# [DOCUMENT]
↓
Kevin Milligan had an op-ed in the Globe and Mail a few days ago drawing the link between natural resource development, middle class incomes and inequality. The point essentially was: “Without income derived from the resource boom, Canadian inequality and the well-being of the Canadian middle class would be much worse than we’ve experienced.” The point was being made with reference to the current pipeline debate and the consequences of erecting barriers to the transportation of resources to market. Erecting barriers in the end would result in less resource development and by extension fewer good jobs that would diminish “the income source that has best shielded the Canadian middle class from the harsh economic forces that are increasing inequality in other countries. For Canadians concerned with inequality, the equalizing effect of resource development on our economy is too strong to ignore.”
A couple of points I would like to make here. First, I agree that resource development has indeed been crucial to our standard of living in this country and it is a fact that seems increasingly underappreciated by Canadians. When I talk about the resource sector to my economics students I like to depict the Canadian economy as a large leafy deciduous tree. From a distance you see the many branches and leaves of the economy but all of it is supported by a slender trunk – the natural resource sector.
↑
# [TASK DIRECTIONS]
Carry the commentary on resource development and Canadian inequality forward from its final sentence.

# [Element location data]
↓
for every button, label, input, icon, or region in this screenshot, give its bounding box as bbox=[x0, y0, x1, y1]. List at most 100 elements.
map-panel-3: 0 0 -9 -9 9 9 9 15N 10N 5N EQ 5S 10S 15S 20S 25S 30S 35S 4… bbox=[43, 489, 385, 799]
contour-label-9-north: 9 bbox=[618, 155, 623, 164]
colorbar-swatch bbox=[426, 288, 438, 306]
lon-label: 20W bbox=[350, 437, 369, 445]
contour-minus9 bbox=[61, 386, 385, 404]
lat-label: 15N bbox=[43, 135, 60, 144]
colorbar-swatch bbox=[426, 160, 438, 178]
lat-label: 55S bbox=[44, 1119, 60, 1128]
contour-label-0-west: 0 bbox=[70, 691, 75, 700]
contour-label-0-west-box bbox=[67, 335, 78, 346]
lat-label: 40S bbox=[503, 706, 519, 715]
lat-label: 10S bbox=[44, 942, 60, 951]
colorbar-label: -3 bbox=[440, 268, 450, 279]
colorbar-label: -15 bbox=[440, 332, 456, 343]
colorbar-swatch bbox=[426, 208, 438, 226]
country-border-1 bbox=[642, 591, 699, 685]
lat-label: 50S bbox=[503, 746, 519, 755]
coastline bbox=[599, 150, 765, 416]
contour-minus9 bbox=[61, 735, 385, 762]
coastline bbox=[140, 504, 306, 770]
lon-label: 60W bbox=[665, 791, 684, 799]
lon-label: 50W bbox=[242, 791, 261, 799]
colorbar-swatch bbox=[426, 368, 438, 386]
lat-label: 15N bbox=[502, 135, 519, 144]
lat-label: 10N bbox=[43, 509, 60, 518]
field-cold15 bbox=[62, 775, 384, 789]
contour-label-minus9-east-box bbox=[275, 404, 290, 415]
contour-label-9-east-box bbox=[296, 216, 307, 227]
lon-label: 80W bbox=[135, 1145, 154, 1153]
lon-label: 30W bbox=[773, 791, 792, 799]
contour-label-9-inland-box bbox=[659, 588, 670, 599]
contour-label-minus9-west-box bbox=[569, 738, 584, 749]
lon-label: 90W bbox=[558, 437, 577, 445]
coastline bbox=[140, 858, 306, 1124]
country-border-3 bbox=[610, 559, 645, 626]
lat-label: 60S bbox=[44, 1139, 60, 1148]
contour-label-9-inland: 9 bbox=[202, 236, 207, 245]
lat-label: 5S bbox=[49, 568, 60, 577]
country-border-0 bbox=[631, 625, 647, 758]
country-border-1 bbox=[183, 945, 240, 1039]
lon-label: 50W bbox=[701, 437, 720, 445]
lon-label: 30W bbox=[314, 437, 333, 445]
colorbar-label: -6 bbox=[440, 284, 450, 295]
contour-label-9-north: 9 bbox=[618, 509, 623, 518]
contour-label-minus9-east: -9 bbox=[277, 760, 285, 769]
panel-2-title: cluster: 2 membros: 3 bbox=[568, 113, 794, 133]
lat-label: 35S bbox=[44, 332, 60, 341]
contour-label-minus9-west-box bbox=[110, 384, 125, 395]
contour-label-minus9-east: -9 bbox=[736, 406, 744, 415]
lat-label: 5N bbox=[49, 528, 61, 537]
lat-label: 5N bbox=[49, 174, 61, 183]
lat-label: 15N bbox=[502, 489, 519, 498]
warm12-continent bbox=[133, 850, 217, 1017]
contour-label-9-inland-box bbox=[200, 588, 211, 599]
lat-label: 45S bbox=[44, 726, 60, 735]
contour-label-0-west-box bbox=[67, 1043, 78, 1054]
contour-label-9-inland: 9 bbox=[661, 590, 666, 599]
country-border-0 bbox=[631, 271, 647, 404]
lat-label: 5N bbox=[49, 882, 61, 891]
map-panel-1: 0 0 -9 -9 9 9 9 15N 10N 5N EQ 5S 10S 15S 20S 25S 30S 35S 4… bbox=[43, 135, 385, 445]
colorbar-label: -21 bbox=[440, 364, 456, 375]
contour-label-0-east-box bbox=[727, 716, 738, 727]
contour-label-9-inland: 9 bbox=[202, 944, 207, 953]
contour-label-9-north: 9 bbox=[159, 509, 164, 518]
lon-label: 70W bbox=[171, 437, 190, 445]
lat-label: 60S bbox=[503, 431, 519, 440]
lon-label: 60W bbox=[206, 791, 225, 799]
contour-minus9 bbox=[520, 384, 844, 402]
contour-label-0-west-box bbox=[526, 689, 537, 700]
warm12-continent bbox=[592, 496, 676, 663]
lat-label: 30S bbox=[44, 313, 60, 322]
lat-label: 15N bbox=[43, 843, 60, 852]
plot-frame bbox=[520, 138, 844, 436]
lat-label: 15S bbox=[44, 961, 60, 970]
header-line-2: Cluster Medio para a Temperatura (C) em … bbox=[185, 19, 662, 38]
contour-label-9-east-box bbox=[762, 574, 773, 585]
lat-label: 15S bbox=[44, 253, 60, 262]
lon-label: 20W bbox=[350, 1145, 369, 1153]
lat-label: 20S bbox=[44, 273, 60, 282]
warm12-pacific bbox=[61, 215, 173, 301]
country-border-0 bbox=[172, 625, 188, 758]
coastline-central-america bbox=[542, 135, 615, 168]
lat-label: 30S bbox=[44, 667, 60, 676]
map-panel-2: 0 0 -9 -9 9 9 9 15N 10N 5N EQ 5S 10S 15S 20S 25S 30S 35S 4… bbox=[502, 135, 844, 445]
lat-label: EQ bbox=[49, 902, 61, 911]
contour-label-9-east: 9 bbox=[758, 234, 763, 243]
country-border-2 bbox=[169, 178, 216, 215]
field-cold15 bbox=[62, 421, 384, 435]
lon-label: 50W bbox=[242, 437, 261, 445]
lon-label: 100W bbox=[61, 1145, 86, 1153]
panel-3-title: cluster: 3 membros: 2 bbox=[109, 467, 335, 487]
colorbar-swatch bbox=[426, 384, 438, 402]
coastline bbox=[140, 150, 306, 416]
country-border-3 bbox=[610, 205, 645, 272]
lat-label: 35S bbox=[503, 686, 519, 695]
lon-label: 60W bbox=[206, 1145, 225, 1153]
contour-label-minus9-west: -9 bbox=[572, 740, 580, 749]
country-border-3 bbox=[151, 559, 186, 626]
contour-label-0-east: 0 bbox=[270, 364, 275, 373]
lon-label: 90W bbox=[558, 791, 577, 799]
↑
# [SOLVED PROBLEM]
Queen’s University economic historian Ian Keay finds that the exploitation of Canada’s natural resources during the 20th century made direct and indirect contributions to the size and efficiency of the Canadian economy and had a substantial positive impact on the level of real per capita GDP, contributing about 20 per cent. In other words, without a resource sector there would be a 20 per cent national pay cut. According to Natural Resources Canada, in 2014 Canada’s natural resources accounted for nearly one-fifth of Canada’s nominal GDP. Natural resource companies generate nearly half of total non-residential capital investment in Canada accounting for a key chunk of capital. The resource sector is also vital to the transportation sector as natural resource products account for more than two thirds of rail and marine shipments in Canada. So, the long and short is: natural resources have been important to our standard of living and will continue to be so.
Second, I am however less certain on the impact of natural resources on mitigating economic inequality. While they probably have been a factor, I would have to think any impact of natural resource development on inequality must be considered in conjunction with other determinants of inequality. I have been doing some work on historical wealth inequality and have a short book forthcoming dealing with wealth inequality in Canada, the United States and the United Kingdom. Here is a preview below of one of the charts which I have constructed for the book. The figure is a LOWESS smooth of the wealth shares of the top 1 percent for the three countries created from an assortment of available estimates over the period 1668 to 2013.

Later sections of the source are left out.